## What the exercise asks
Print out every record exactly as it appears.

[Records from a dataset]
• • • • • • •

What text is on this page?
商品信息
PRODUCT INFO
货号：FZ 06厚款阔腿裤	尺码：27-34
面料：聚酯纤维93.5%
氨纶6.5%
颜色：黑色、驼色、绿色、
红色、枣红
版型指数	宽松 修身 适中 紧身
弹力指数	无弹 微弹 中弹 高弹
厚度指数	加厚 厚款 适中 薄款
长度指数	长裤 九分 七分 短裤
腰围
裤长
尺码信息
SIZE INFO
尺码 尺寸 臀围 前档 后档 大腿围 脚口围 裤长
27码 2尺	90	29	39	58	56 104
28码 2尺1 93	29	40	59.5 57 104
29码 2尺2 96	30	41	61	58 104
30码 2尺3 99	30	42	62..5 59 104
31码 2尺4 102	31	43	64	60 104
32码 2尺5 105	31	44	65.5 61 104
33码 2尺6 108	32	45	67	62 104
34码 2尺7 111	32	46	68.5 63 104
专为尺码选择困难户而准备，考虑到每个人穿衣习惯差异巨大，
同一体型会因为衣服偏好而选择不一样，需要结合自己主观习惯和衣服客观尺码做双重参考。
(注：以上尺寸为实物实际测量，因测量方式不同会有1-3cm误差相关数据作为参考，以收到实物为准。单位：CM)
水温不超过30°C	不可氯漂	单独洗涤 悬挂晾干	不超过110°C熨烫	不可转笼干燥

• • • • • • •

## Correct output
What text is on this page?
商品信息
PRODUCT INFO
货号：FZ 06厚款阔腿裤	尺码：27-34
面料：聚酯纤维93.5%
氨纶6.5%
颜色：黑色、驼色、绿色、
红色、枣红
版型指数	宽松 修身 适中 紧身
弹力指数	无弹 微弹 中弹 高弹
厚度指数	加厚 厚款 适中 薄款
长度指数	长裤 九分 七分 短裤
腰围
裤长
尺码信息
SIZE INFO
尺码 尺寸 臀围 前档 后档 大腿围 脚口围 裤长
27码 2尺	90	29	39	58	56 104
28码 2尺1 93	29	40	59.5 57 104
29码 2尺2 96	30	41	61	58 104
30码 2尺3 99	30	42	62..5 59 104
31码 2尺4 102	31	43	64	60 104
32码 2尺5 105	31	44	65.5 61 104
33码 2尺6 108	32	45	67	62 104
34码 2尺7 111	32	46	68.5 63 104
专为尺码选择困难户而准备，考虑到每个人穿衣习惯差异巨大，
同一体型会因为衣服偏好而选择不一样，需要结合自己主观习惯和衣服客观尺码做双重参考。
(注：以上尺寸为实物实际测量，因测量方式不同会有1-3cm误差相关数据作为参考，以收到实物为准。单位：CM)
水温不超过30°C	不可氯漂	单独洗涤 悬挂晾干	不超过110°C熨烫	不可转笼干燥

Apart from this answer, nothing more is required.